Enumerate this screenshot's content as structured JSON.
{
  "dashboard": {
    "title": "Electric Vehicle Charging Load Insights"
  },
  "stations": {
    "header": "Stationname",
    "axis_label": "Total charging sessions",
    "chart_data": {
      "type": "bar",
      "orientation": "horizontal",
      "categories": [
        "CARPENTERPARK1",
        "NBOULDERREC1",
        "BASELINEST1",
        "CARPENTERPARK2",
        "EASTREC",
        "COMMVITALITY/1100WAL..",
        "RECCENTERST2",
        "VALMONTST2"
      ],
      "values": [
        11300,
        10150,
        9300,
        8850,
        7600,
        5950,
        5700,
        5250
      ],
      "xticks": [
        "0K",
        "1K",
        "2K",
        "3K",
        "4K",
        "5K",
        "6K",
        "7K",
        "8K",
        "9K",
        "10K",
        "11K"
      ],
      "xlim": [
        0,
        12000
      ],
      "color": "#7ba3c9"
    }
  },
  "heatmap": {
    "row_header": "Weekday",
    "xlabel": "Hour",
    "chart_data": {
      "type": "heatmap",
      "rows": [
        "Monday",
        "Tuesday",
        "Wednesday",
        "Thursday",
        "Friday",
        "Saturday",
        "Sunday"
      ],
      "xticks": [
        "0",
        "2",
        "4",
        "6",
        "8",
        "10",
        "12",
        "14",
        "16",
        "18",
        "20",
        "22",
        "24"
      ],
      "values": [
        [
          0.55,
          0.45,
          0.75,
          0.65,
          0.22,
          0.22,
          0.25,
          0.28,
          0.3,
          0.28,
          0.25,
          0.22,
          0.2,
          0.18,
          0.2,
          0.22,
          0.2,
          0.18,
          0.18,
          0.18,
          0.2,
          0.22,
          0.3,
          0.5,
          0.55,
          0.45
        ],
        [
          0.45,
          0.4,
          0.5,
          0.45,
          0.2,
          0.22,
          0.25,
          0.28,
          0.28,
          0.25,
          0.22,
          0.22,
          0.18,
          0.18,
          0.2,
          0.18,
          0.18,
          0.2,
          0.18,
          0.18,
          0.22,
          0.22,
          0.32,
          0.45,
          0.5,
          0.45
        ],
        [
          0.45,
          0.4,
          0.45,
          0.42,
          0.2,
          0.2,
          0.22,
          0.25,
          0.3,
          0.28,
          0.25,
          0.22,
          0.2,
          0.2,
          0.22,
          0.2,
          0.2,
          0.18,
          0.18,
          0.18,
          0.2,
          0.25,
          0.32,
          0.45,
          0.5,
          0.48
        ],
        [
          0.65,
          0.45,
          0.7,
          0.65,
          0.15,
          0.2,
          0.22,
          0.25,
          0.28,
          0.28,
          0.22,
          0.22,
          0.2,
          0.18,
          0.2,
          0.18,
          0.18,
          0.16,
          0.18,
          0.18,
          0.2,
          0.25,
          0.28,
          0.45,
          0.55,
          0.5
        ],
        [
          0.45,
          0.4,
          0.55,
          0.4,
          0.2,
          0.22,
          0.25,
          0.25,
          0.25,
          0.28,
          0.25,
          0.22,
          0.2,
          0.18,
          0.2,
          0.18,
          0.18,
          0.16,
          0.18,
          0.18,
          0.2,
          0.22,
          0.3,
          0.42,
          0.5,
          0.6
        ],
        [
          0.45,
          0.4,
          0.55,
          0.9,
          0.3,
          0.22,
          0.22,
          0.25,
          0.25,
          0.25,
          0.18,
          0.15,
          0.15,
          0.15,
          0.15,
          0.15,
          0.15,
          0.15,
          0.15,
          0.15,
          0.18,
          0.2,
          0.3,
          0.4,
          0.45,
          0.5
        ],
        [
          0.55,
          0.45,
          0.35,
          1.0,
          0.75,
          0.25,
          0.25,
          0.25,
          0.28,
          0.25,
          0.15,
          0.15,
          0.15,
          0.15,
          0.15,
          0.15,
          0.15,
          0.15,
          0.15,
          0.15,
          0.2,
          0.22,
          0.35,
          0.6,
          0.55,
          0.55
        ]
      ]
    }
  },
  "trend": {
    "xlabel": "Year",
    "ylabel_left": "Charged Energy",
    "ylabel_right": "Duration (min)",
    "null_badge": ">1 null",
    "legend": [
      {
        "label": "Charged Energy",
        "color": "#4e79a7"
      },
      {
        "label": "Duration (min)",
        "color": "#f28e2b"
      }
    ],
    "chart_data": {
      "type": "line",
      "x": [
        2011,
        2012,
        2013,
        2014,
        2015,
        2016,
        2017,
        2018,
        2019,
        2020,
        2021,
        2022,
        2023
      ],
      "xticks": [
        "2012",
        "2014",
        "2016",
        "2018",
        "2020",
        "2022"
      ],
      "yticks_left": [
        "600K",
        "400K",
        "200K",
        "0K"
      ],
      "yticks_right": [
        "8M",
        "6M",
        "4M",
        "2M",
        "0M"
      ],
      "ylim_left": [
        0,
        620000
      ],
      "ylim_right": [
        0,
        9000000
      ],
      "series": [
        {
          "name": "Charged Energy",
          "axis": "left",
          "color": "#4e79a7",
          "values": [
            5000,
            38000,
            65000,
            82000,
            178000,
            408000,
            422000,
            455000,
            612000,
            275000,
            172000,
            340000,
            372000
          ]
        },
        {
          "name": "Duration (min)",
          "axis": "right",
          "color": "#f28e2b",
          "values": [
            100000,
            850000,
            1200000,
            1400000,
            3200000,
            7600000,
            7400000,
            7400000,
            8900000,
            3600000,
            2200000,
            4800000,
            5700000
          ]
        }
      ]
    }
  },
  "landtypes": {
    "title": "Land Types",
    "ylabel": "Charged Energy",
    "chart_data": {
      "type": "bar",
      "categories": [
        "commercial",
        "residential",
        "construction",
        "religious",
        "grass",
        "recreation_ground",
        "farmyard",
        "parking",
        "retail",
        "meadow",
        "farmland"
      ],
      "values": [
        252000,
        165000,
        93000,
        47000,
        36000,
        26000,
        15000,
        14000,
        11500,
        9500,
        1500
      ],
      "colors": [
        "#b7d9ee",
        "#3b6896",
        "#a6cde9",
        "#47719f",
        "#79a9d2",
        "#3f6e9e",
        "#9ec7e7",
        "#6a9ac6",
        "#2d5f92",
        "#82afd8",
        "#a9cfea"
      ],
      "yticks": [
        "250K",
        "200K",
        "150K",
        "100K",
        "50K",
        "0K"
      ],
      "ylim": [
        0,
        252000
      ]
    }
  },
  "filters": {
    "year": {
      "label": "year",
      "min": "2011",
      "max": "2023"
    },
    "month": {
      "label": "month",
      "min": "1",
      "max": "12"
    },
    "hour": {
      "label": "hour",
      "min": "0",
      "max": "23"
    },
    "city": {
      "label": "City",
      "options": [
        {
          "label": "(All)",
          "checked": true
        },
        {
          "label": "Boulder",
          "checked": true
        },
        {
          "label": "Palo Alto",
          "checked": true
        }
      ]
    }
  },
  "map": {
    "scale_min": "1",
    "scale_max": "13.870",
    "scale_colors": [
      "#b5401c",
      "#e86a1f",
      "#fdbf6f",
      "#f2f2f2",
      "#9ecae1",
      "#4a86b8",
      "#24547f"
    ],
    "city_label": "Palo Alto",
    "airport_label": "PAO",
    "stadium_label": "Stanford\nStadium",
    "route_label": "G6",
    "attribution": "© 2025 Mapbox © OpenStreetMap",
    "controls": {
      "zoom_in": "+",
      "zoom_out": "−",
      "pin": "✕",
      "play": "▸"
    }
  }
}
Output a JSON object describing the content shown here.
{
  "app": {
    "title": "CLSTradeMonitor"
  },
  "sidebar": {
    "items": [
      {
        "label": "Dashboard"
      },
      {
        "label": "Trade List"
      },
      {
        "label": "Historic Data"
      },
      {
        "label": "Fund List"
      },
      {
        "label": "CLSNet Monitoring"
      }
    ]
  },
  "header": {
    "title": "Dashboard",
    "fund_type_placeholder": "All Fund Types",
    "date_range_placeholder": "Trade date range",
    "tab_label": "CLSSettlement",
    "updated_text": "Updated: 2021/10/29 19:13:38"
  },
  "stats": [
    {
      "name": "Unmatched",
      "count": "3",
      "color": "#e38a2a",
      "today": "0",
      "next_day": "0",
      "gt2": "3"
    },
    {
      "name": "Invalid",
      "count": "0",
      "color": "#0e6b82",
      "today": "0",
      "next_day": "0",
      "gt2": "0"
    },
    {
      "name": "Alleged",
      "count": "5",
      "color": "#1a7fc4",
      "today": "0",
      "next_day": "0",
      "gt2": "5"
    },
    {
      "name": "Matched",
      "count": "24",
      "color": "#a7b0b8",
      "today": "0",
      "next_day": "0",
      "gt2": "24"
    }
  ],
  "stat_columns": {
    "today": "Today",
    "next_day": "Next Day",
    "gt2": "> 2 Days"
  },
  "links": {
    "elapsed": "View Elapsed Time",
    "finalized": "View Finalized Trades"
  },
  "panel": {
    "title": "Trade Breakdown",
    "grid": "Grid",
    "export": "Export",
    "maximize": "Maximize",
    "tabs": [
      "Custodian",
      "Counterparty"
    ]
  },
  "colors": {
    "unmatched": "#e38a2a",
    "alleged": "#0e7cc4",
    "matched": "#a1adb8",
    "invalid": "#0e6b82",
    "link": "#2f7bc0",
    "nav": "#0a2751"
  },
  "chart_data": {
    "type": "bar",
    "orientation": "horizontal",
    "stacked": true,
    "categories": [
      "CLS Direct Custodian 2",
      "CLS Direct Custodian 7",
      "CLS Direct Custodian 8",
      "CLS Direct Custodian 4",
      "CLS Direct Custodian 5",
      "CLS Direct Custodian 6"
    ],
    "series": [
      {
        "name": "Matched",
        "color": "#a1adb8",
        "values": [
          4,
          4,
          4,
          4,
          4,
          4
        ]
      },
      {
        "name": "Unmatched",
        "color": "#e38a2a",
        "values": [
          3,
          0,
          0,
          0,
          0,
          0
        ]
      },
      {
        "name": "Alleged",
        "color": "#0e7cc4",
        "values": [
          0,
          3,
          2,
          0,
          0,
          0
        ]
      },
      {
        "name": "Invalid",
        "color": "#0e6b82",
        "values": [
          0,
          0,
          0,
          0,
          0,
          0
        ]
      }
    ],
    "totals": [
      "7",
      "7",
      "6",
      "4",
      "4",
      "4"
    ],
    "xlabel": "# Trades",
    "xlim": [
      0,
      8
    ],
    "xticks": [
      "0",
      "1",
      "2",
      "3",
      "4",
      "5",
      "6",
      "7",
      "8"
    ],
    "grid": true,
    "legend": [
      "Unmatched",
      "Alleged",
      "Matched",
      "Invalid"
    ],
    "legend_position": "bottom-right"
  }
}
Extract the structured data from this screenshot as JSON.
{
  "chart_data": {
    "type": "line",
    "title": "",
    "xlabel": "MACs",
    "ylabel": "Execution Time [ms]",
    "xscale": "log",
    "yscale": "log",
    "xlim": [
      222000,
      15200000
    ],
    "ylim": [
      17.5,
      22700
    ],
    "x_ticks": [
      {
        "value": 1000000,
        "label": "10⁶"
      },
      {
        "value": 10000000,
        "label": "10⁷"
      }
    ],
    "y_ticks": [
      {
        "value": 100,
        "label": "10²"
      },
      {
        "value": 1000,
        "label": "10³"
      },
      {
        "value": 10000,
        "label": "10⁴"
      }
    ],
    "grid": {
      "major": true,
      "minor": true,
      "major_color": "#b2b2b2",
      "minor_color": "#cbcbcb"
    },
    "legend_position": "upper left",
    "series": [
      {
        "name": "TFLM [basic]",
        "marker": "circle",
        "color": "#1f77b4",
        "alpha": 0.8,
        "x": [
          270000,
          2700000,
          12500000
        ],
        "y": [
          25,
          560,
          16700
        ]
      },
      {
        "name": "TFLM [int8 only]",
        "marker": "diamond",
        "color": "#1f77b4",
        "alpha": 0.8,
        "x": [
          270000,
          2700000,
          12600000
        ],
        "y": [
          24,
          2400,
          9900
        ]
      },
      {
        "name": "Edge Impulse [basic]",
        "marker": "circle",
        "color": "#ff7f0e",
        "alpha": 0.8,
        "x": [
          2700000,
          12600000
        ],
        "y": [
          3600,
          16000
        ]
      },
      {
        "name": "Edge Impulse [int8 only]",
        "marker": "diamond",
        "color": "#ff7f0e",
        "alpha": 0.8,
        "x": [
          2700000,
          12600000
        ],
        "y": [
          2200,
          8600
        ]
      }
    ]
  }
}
________________________________________
What you have to do: From the line holding "Extract the structured" to the last line of the records, quote each line exactly and add nothing.

Worked answer:
Extract the structured data from this screenshot as JSON.
{
  "chart_data": {
    "type": "line",
    "title": "",
    "xlabel": "MACs",
    "ylabel": "Execution Time [ms]",
    "xscale": "log",
    "yscale": "log",
    "xlim": [
      222000,
      15200000
    ],
    "ylim": [
      17.5,
      22700
    ],
    "x_ticks": [
      {
        "value": 1000000,
        "label": "10⁶"
      },
      {
        "value": 10000000,
        "label": "10⁷"
      }
    ],
    "y_ticks": [
      {
        "value": 100,
        "label": "10²"
      },
      {
        "value": 1000,
        "label": "10³"
      },
      {
        "value": 10000,
        "label": "10⁴"
      }
    ],
    "grid": {
      "major": true,
      "minor": true,
      "major_color": "#b2b2b2",
      "minor_color": "#cbcbcb"
    },
    "legend_position": "upper left",
    "series": [
      {
        "name": "TFLM [basic]",
        "marker": "circle",
        "color": "#1f77b4",
        "alpha": 0.8,
        "x": [
          270000,
          2700000,
          12500000
        ],
        "y": [
          25,
          560,
          16700
        ]
      },
      {
        "name": "TFLM [int8 only]",
        "marker": "diamond",
        "color": "#1f77b4",
        "alpha": 0.8,
        "x": [
          270000,
          2700000,
          12600000
        ],
        "y": [
          24,
          2400,
          9900
        ]
      },
      {
        "name": "Edge Impulse [basic]",
        "marker": "circle",
        "color": "#ff7f0e",
        "alpha": 0.8,
        "x": [
          2700000,
          12600000
        ],
        "y": [
          3600,
          16000
        ]
      },
      {
        "name": "Edge Impulse [int8 only]",
        "marker": "diamond",
        "color": "#ff7f0e",
        "alpha": 0.8,
        "x": [
          2700000,
          12600000
        ],
        "y": [
          2200,
          8600
        ]
      }
    ]
  }
}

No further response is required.